:: RECORDS TO PROCESS ::

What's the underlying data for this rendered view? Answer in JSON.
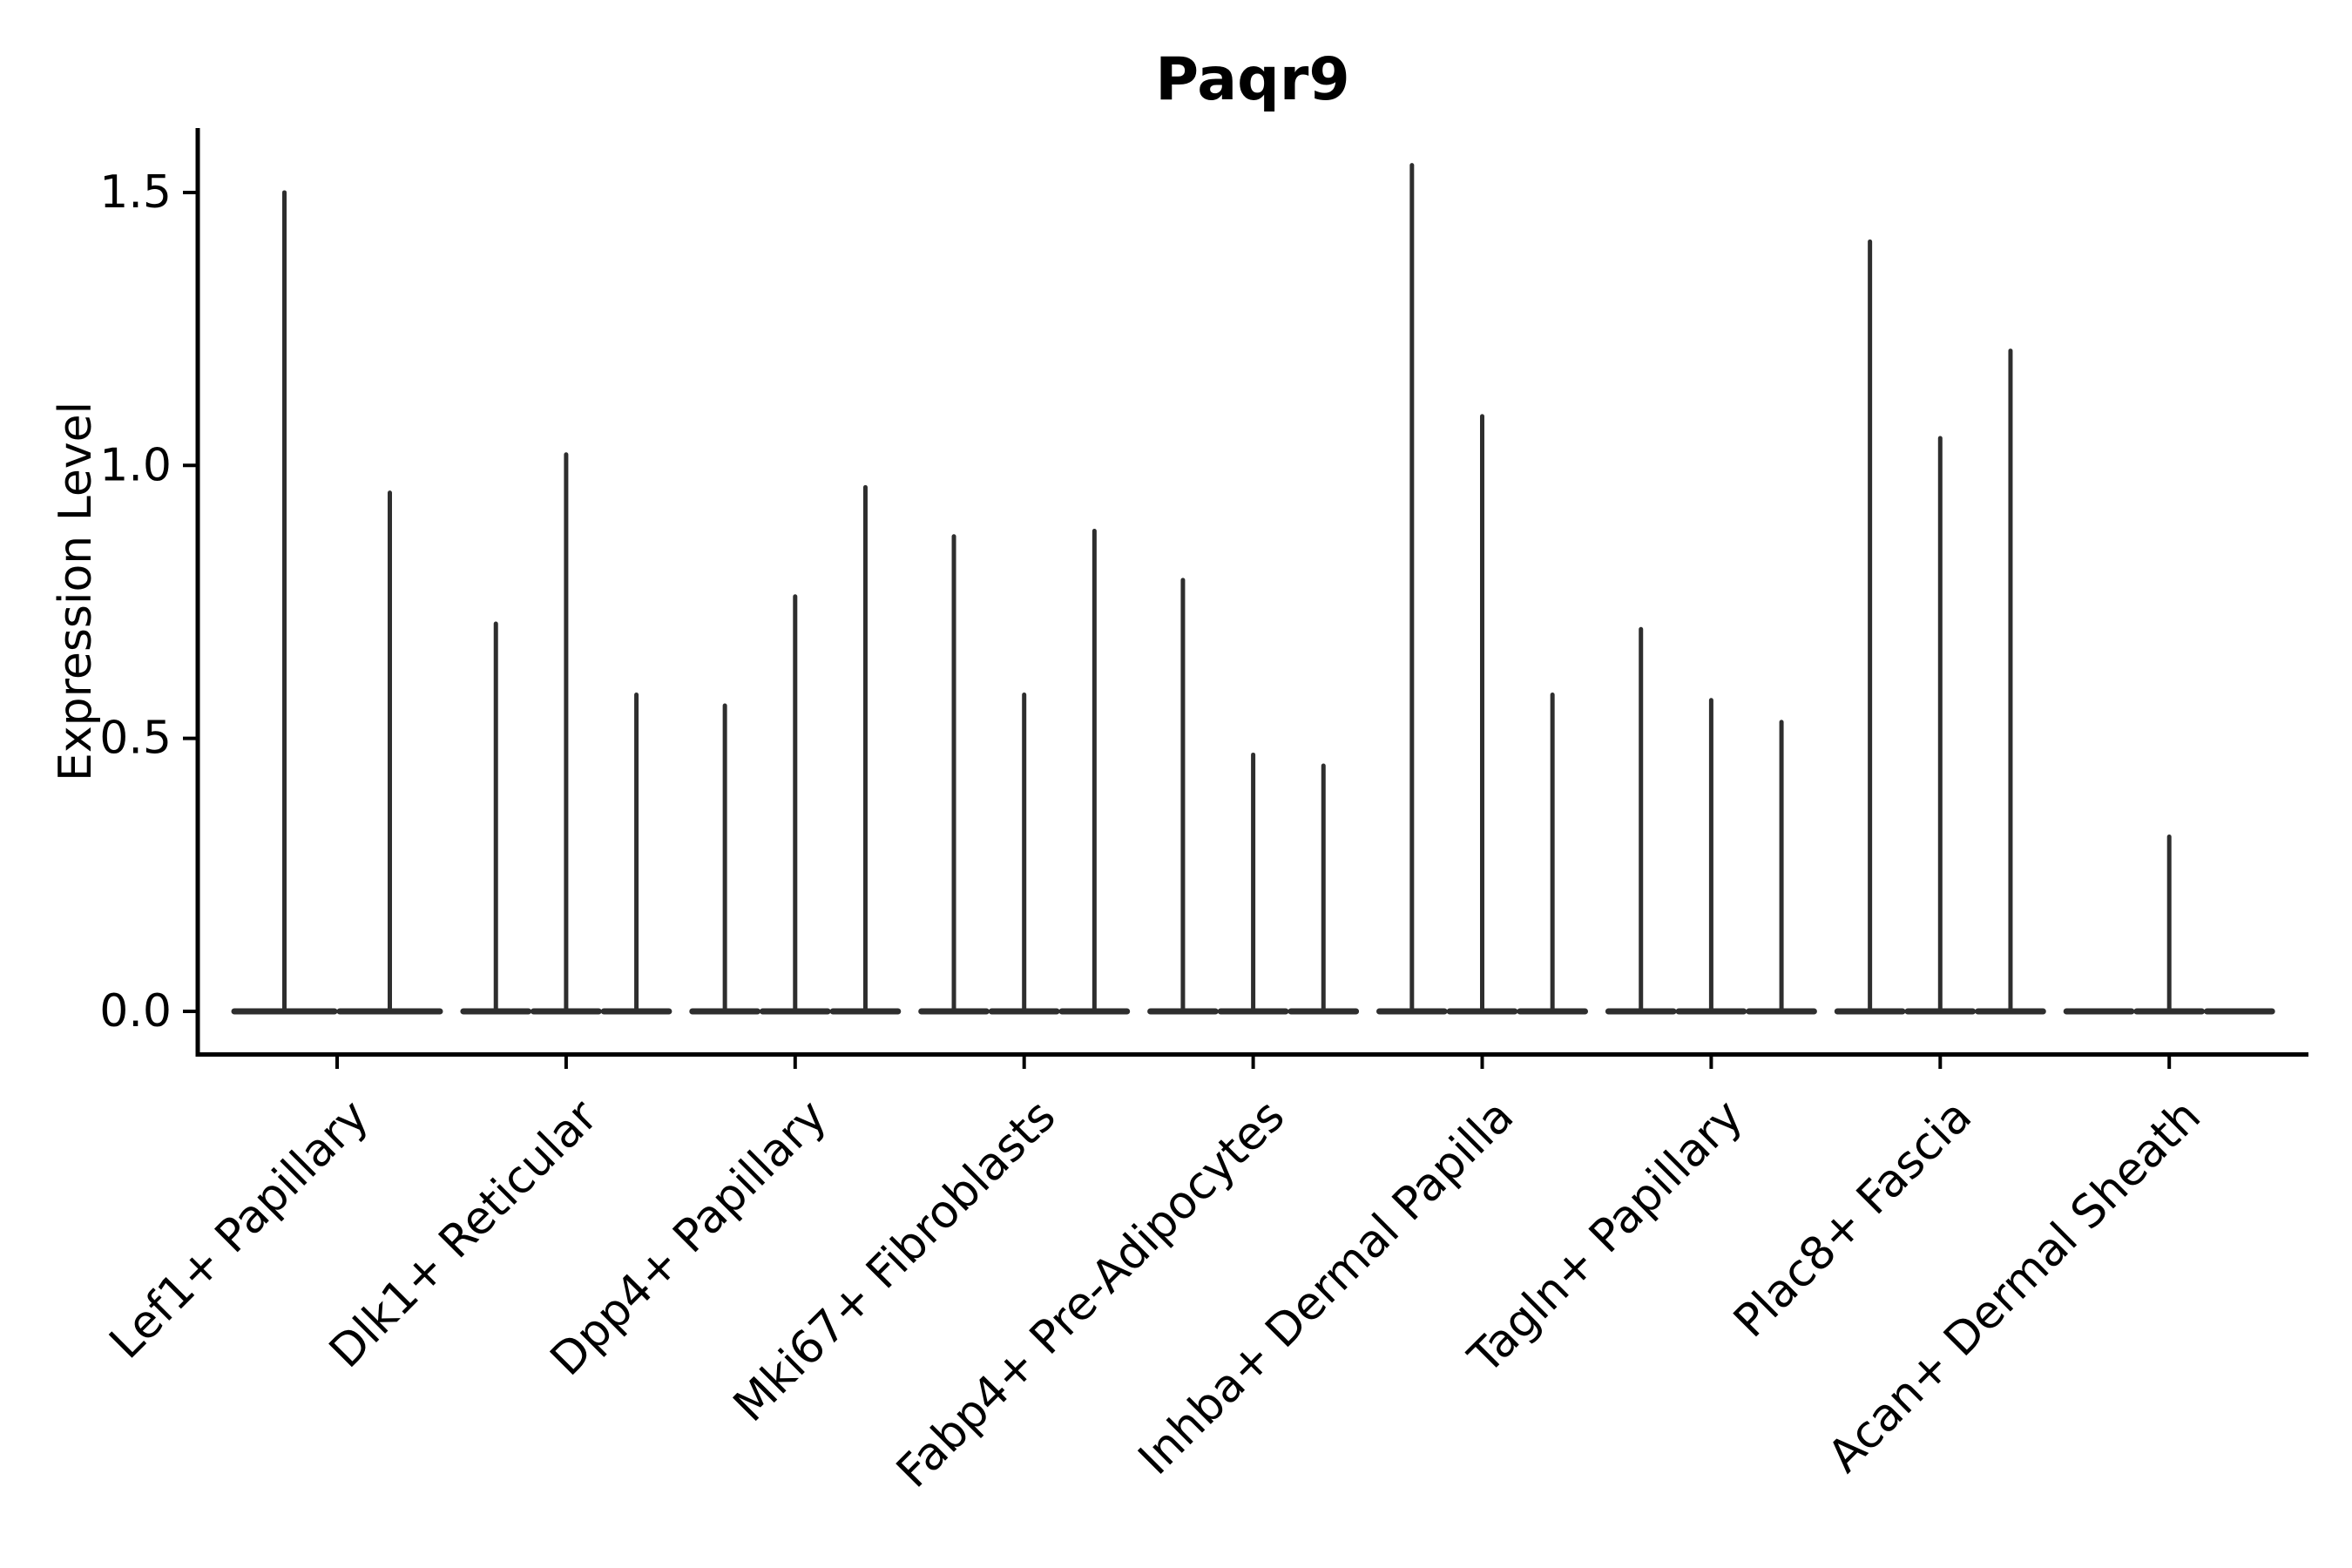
{
  "figure": {
    "title": "Paqr9",
    "y_axis_label": "Expression Level",
    "y_tick_labels": [
      "0.0",
      "0.5",
      "1.0",
      "1.5"
    ]
  },
  "colors": {
    "violin": "#2e2e2e",
    "axis": "#000000",
    "text": "#000000",
    "background": "#ffffff"
  },
  "chart_data": {
    "type": "violin",
    "title": "Paqr9",
    "xlabel": "",
    "ylabel": "Expression Level",
    "ylim": [
      -0.08,
      1.62
    ],
    "yticks": [
      0.0,
      0.5,
      1.0,
      1.5
    ],
    "ytick_labels": [
      "0.0",
      "0.5",
      "1.0",
      "1.5"
    ],
    "grid": false,
    "legend_position": "none",
    "description": "Violin plot of Paqr9 expression; each cell-type group contains 2-3 extremely thin violins (flat base at expression 0 with a thin tail spike up to the maximum expression value).",
    "categories": [
      "Lef1+ Papillary",
      "Dlk1+ Reticular",
      "Dpp4+ Papillary",
      "Mki67+ Fibroblasts",
      "Fabp4+ Pre-Adipocytes",
      "Inhba+ Dermal Papilla",
      "Tagln+ Papillary",
      "Plac8+ Fascia",
      "Acan+ Dermal Sheath"
    ],
    "groups": [
      {
        "category": "Lef1+ Papillary",
        "violin_max_expression": [
          1.5,
          0.95
        ]
      },
      {
        "category": "Dlk1+ Reticular",
        "violin_max_expression": [
          0.71,
          1.02,
          0.58
        ]
      },
      {
        "category": "Dpp4+ Papillary",
        "violin_max_expression": [
          0.56,
          0.76,
          0.96
        ]
      },
      {
        "category": "Mki67+ Fibroblasts",
        "violin_max_expression": [
          0.87,
          0.58,
          0.88
        ]
      },
      {
        "category": "Fabp4+ Pre-Adipocytes",
        "violin_max_expression": [
          0.79,
          0.47,
          0.45
        ]
      },
      {
        "category": "Inhba+ Dermal Papilla",
        "violin_max_expression": [
          1.55,
          1.09,
          0.58
        ]
      },
      {
        "category": "Tagln+ Papillary",
        "violin_max_expression": [
          0.7,
          0.57,
          0.53
        ]
      },
      {
        "category": "Plac8+ Fascia",
        "violin_max_expression": [
          1.41,
          1.05,
          1.21
        ]
      },
      {
        "category": "Acan+ Dermal Sheath",
        "violin_max_expression": [
          0.0,
          0.32,
          0.0
        ]
      }
    ]
  }
}
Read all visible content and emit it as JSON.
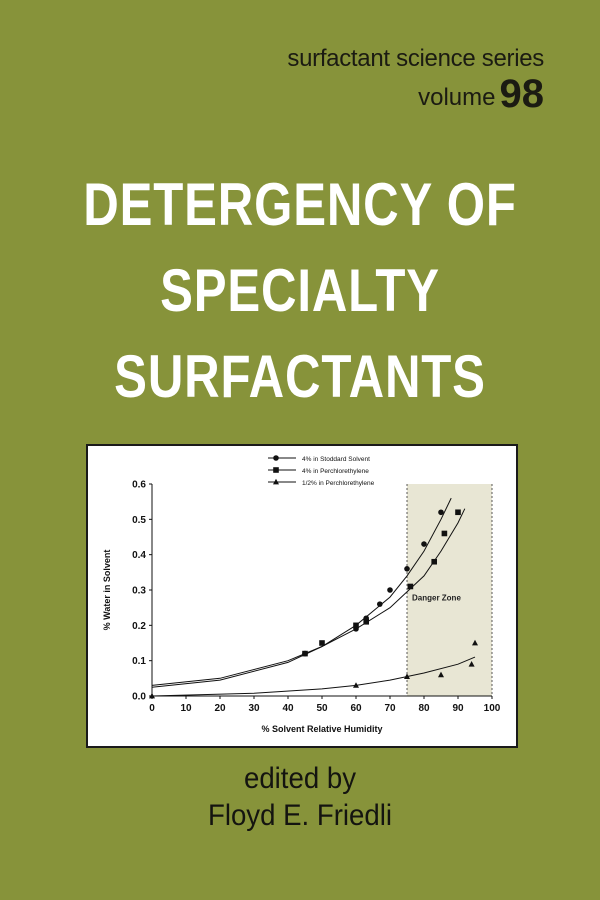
{
  "series": {
    "name": "surfactant science series",
    "volume_label": "volume",
    "volume_number": "98"
  },
  "title_lines": [
    "DETERGENCY OF",
    "SPECIALTY",
    "SURFACTANTS"
  ],
  "credits": {
    "edited_by": "edited by",
    "editor": "Floyd E. Friedli"
  },
  "colors": {
    "background": "#87933a",
    "title": "#ffffff",
    "danger_zone": "#e8e6d4"
  },
  "chart_data": {
    "type": "scatter",
    "xlabel": "% Solvent Relative Humidity",
    "ylabel": "% Water in Solvent",
    "xlim": [
      0,
      100
    ],
    "ylim": [
      0,
      0.6
    ],
    "x_ticks": [
      "0",
      "10",
      "20",
      "30",
      "40",
      "50",
      "60",
      "70",
      "80",
      "90",
      "100"
    ],
    "y_ticks": [
      "0.0",
      "0.1",
      "0.2",
      "0.3",
      "0.4",
      "0.5",
      "0.6"
    ],
    "annotation": {
      "text": "Danger Zone",
      "x_from": 75,
      "x_to": 100
    },
    "legend_position": "top",
    "series": [
      {
        "name": "4% in Stoddard Solvent",
        "marker": "circle",
        "points": [
          [
            45,
            0.12
          ],
          [
            60,
            0.19
          ],
          [
            63,
            0.22
          ],
          [
            67,
            0.26
          ],
          [
            70,
            0.3
          ],
          [
            75,
            0.36
          ],
          [
            80,
            0.43
          ],
          [
            85,
            0.52
          ]
        ],
        "fit": [
          [
            0,
            0.025
          ],
          [
            20,
            0.045
          ],
          [
            40,
            0.095
          ],
          [
            50,
            0.14
          ],
          [
            60,
            0.2
          ],
          [
            70,
            0.28
          ],
          [
            75,
            0.34
          ],
          [
            80,
            0.41
          ],
          [
            85,
            0.5
          ],
          [
            88,
            0.56
          ]
        ]
      },
      {
        "name": "4% in Perchlorethylene",
        "marker": "square",
        "points": [
          [
            45,
            0.12
          ],
          [
            50,
            0.15
          ],
          [
            60,
            0.2
          ],
          [
            63,
            0.21
          ],
          [
            76,
            0.31
          ],
          [
            83,
            0.38
          ],
          [
            86,
            0.46
          ],
          [
            90,
            0.52
          ]
        ],
        "fit": [
          [
            0,
            0.03
          ],
          [
            20,
            0.05
          ],
          [
            40,
            0.1
          ],
          [
            50,
            0.14
          ],
          [
            60,
            0.19
          ],
          [
            70,
            0.25
          ],
          [
            80,
            0.34
          ],
          [
            85,
            0.41
          ],
          [
            90,
            0.49
          ],
          [
            92,
            0.53
          ]
        ]
      },
      {
        "name": "1/2% in Perchlorethylene",
        "marker": "triangle",
        "points": [
          [
            0,
            0.0
          ],
          [
            60,
            0.03
          ],
          [
            75,
            0.055
          ],
          [
            85,
            0.06
          ],
          [
            94,
            0.09
          ],
          [
            95,
            0.15
          ]
        ],
        "fit": [
          [
            0,
            0.0
          ],
          [
            30,
            0.008
          ],
          [
            50,
            0.02
          ],
          [
            60,
            0.03
          ],
          [
            70,
            0.045
          ],
          [
            80,
            0.065
          ],
          [
            90,
            0.09
          ],
          [
            95,
            0.11
          ]
        ]
      }
    ]
  }
}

:: YOUR GOAL ::
Copy the entries above faithfully and omit every image.

:: OUTPUT BELOW ::
What's the underlying data for this rendered view? Answer in JSON.
{
  "figure": {
    "title": "Paqr9",
    "y_axis_label": "Expression Level",
    "y_tick_labels": [
      "0.0",
      "0.5",
      "1.0",
      "1.5"
    ]
  },
  "colors": {
    "violin": "#2e2e2e",
    "axis": "#000000",
    "text": "#000000",
    "background": "#ffffff"
  },
  "chart_data": {
    "type": "violin",
    "title": "Paqr9",
    "xlabel": "",
    "ylabel": "Expression Level",
    "ylim": [
      -0.08,
      1.62
    ],
    "yticks": [
      0.0,
      0.5,
      1.0,
      1.5
    ],
    "ytick_labels": [
      "0.0",
      "0.5",
      "1.0",
      "1.5"
    ],
    "grid": false,
    "legend_position": "none",
    "description": "Violin plot of Paqr9 expression; each cell-type group contains 2-3 extremely thin violins (flat base at expression 0 with a thin tail spike up to the maximum expression value).",
    "categories": [
      "Lef1+ Papillary",
      "Dlk1+ Reticular",
      "Dpp4+ Papillary",
      "Mki67+ Fibroblasts",
      "Fabp4+ Pre-Adipocytes",
      "Inhba+ Dermal Papilla",
      "Tagln+ Papillary",
      "Plac8+ Fascia",
      "Acan+ Dermal Sheath"
    ],
    "groups": [
      {
        "category": "Lef1+ Papillary",
        "violin_max_expression": [
          1.5,
          0.95
        ]
      },
      {
        "category": "Dlk1+ Reticular",
        "violin_max_expression": [
          0.71,
          1.02,
          0.58
        ]
      },
      {
        "category": "Dpp4+ Papillary",
        "violin_max_expression": [
          0.56,
          0.76,
          0.96
        ]
      },
      {
        "category": "Mki67+ Fibroblasts",
        "violin_max_expression": [
          0.87,
          0.58,
          0.88
        ]
      },
      {
        "category": "Fabp4+ Pre-Adipocytes",
        "violin_max_expression": [
          0.79,
          0.47,
          0.45
        ]
      },
      {
        "category": "Inhba+ Dermal Papilla",
        "violin_max_expression": [
          1.55,
          1.09,
          0.58
        ]
      },
      {
        "category": "Tagln+ Papillary",
        "violin_max_expression": [
          0.7,
          0.57,
          0.53
        ]
      },
      {
        "category": "Plac8+ Fascia",
        "violin_max_expression": [
          1.41,
          1.05,
          1.21
        ]
      },
      {
        "category": "Acan+ Dermal Sheath",
        "violin_max_expression": [
          0.0,
          0.32,
          0.0
        ]
      }
    ]
  }
}
Read all visible content and emit it as JSON.
{
  "series": {
    "name": "surfactant science series",
    "volume_label": "volume",
    "volume_number": "98"
  },
  "title_lines": [
    "DETERGENCY OF",
    "SPECIALTY",
    "SURFACTANTS"
  ],
  "credits": {
    "edited_by": "edited by",
    "editor": "Floyd E. Friedli"
  },
  "colors": {
    "background": "#87933a",
    "title": "#ffffff",
    "danger_zone": "#e8e6d4"
  },
  "chart_data": {
    "type": "scatter",
    "xlabel": "% Solvent Relative Humidity",
    "ylabel": "% Water in Solvent",
    "xlim": [
      0,
      100
    ],
    "ylim": [
      0,
      0.6
    ],
    "x_ticks": [
      "0",
      "10",
      "20",
      "30",
      "40",
      "50",
      "60",
      "70",
      "80",
      "90",
      "100"
    ],
    "y_ticks": [
      "0.0",
      "0.1",
      "0.2",
      "0.3",
      "0.4",
      "0.5",
      "0.6"
    ],
    "annotation": {
      "text": "Danger Zone",
      "x_from": 75,
      "x_to": 100
    },
    "legend_position": "top",
    "series": [
      {
        "name": "4% in Stoddard Solvent",
        "marker": "circle",
        "points": [
          [
            45,
            0.12
          ],
          [
            60,
            0.19
          ],
          [
            63,
            0.22
          ],
          [
            67,
            0.26
          ],
          [
            70,
            0.3
          ],
          [
            75,
            0.36
          ],
          [
            80,
            0.43
          ],
          [
            85,
            0.52
          ]
        ],
        "fit": [
          [
            0,
            0.025
          ],
          [
            20,
            0.045
          ],
          [
            40,
            0.095
          ],
          [
            50,
            0.14
          ],
          [
            60,
            0.2
          ],
          [
            70,
            0.28
          ],
          [
            75,
            0.34
          ],
          [
            80,
            0.41
          ],
          [
            85,
            0.5
          ],
          [
            88,
            0.56
          ]
        ]
      },
      {
        "name": "4% in Perchlorethylene",
        "marker": "square",
        "points": [
          [
            45,
            0.12
          ],
          [
            50,
            0.15
          ],
          [
            60,
            0.2
          ],
          [
            63,
            0.21
          ],
          [
            76,
            0.31
          ],
          [
            83,
            0.38
          ],
          [
            86,
            0.46
          ],
          [
            90,
            0.52
          ]
        ],
        "fit": [
          [
            0,
            0.03
          ],
          [
            20,
            0.05
          ],
          [
            40,
            0.1
          ],
          [
            50,
            0.14
          ],
          [
            60,
            0.19
          ],
          [
            70,
            0.25
          ],
          [
            80,
            0.34
          ],
          [
            85,
            0.41
          ],
          [
            90,
            0.49
          ],
          [
            92,
            0.53
          ]
        ]
      },
      {
        "name": "1/2% in Perchlorethylene",
        "marker": "triangle",
        "points": [
          [
            0,
            0.0
          ],
          [
            60,
            0.03
          ],
          [
            75,
            0.055
          ],
          [
            85,
            0.06
          ],
          [
            94,
            0.09
          ],
          [
            95,
            0.15
          ]
        ],
        "fit": [
          [
            0,
            0.0
          ],
          [
            30,
            0.008
          ],
          [
            50,
            0.02
          ],
          [
            60,
            0.03
          ],
          [
            70,
            0.045
          ],
          [
            80,
            0.065
          ],
          [
            90,
            0.09
          ],
          [
            95,
            0.11
          ]
        ]
      }
    ]
  }
}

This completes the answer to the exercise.